### Task material ###
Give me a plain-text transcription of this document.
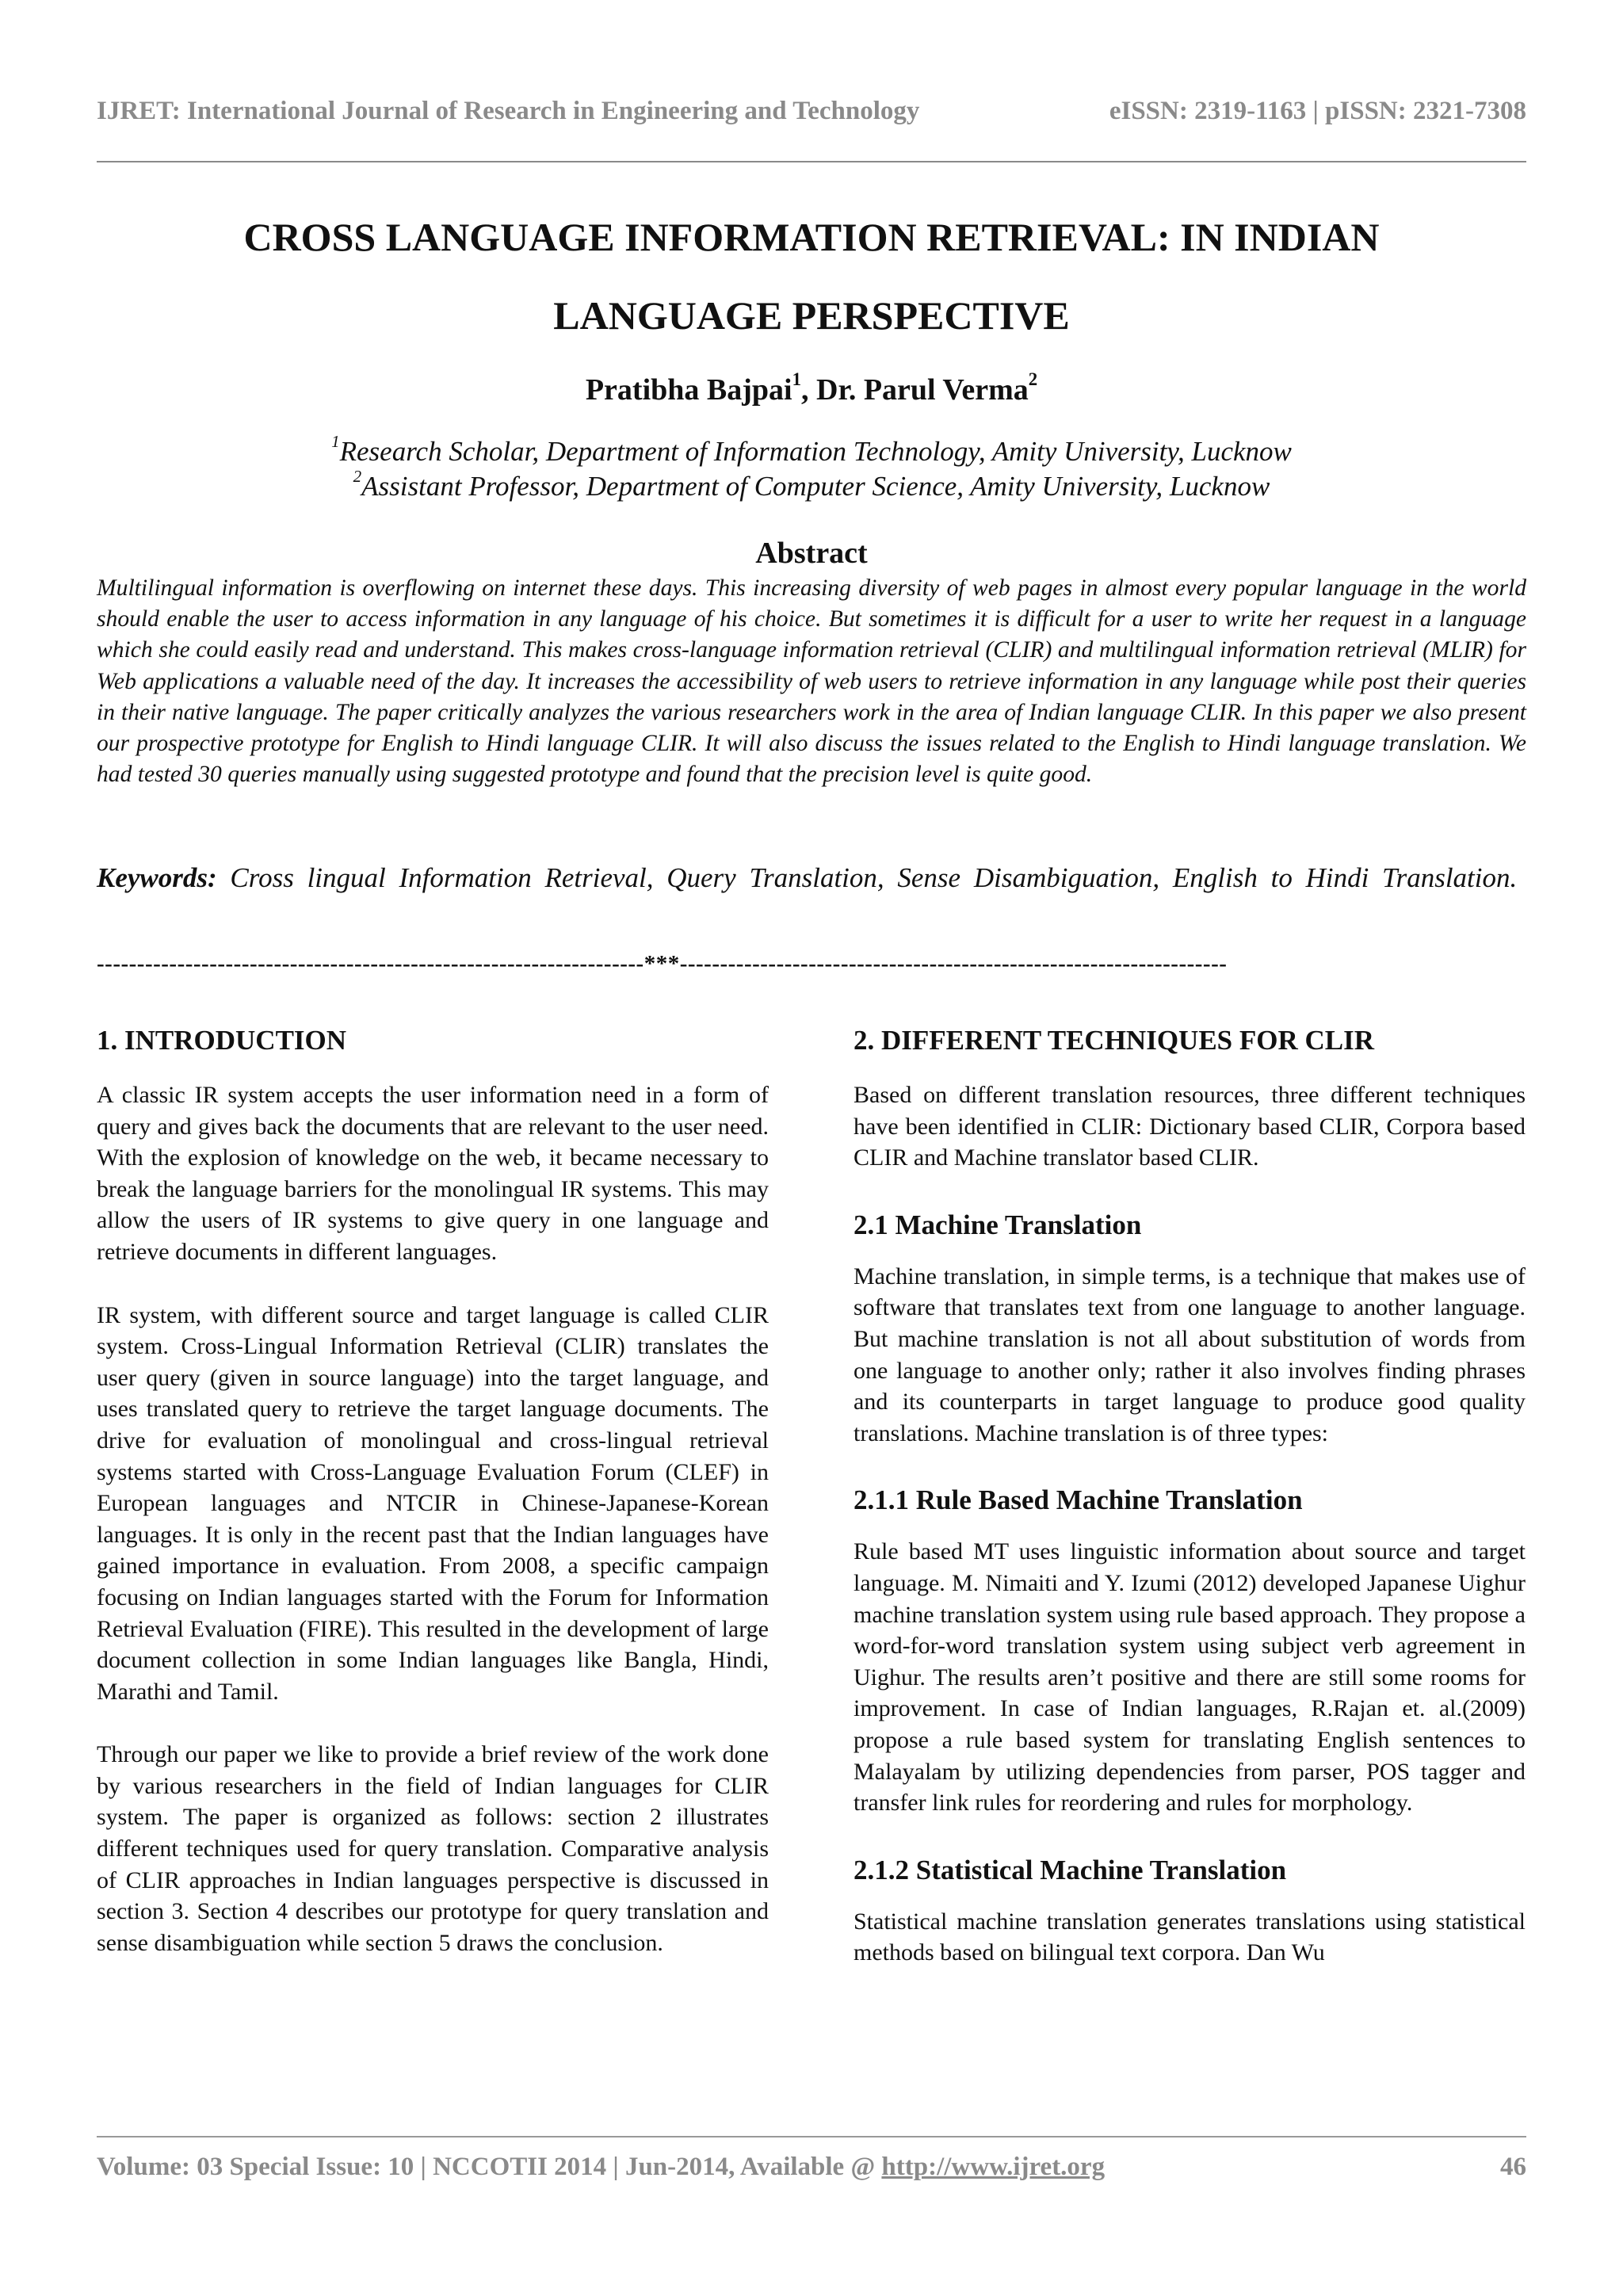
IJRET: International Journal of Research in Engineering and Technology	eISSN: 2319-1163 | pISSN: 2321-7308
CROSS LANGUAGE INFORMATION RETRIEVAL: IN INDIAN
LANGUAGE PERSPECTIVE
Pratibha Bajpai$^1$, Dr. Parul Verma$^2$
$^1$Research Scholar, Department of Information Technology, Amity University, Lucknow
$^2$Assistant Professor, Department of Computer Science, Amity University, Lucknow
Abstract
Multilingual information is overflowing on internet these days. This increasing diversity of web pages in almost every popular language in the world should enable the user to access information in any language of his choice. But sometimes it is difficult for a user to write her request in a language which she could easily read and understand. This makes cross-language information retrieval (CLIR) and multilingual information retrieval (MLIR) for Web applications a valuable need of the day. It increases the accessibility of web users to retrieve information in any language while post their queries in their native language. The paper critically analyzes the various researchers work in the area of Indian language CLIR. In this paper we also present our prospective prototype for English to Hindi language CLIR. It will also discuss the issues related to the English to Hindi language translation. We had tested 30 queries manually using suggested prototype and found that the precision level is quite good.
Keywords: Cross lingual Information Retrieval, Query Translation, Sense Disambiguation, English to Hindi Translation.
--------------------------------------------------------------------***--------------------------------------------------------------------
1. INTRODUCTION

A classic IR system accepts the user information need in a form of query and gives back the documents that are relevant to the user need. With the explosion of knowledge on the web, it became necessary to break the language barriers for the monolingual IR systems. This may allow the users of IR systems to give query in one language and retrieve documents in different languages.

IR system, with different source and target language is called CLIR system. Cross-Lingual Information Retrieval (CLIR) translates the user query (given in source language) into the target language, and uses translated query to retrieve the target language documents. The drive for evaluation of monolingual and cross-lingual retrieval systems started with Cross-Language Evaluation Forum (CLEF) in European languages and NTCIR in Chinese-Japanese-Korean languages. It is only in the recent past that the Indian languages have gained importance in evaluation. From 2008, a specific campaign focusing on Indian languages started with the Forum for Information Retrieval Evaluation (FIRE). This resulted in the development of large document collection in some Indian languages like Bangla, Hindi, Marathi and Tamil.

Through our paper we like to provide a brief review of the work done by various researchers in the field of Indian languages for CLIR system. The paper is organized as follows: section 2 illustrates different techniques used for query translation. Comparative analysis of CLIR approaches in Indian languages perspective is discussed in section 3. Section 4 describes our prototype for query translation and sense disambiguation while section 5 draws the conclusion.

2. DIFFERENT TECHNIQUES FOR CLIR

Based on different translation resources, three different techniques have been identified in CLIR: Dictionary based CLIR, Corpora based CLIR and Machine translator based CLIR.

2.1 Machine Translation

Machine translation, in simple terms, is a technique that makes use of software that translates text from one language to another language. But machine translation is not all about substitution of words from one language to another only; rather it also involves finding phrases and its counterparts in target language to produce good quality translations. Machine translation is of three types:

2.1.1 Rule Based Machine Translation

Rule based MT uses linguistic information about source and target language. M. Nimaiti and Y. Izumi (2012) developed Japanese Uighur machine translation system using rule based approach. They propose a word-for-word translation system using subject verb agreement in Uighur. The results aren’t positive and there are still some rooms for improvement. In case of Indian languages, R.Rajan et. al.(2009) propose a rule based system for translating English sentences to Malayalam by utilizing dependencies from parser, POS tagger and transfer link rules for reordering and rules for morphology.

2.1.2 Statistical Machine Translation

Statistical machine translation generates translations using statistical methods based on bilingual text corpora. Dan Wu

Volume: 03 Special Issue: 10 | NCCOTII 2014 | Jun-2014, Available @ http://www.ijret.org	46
###
=== Task goal ===
Find every line above that contains the word "Statistical", and return each one.

=== Answer for this exercise ===
2.1.2 Statistical Machine Translation
Statistical machine translation generates translations using statistical methods based on bilingual text corpora. Dan Wu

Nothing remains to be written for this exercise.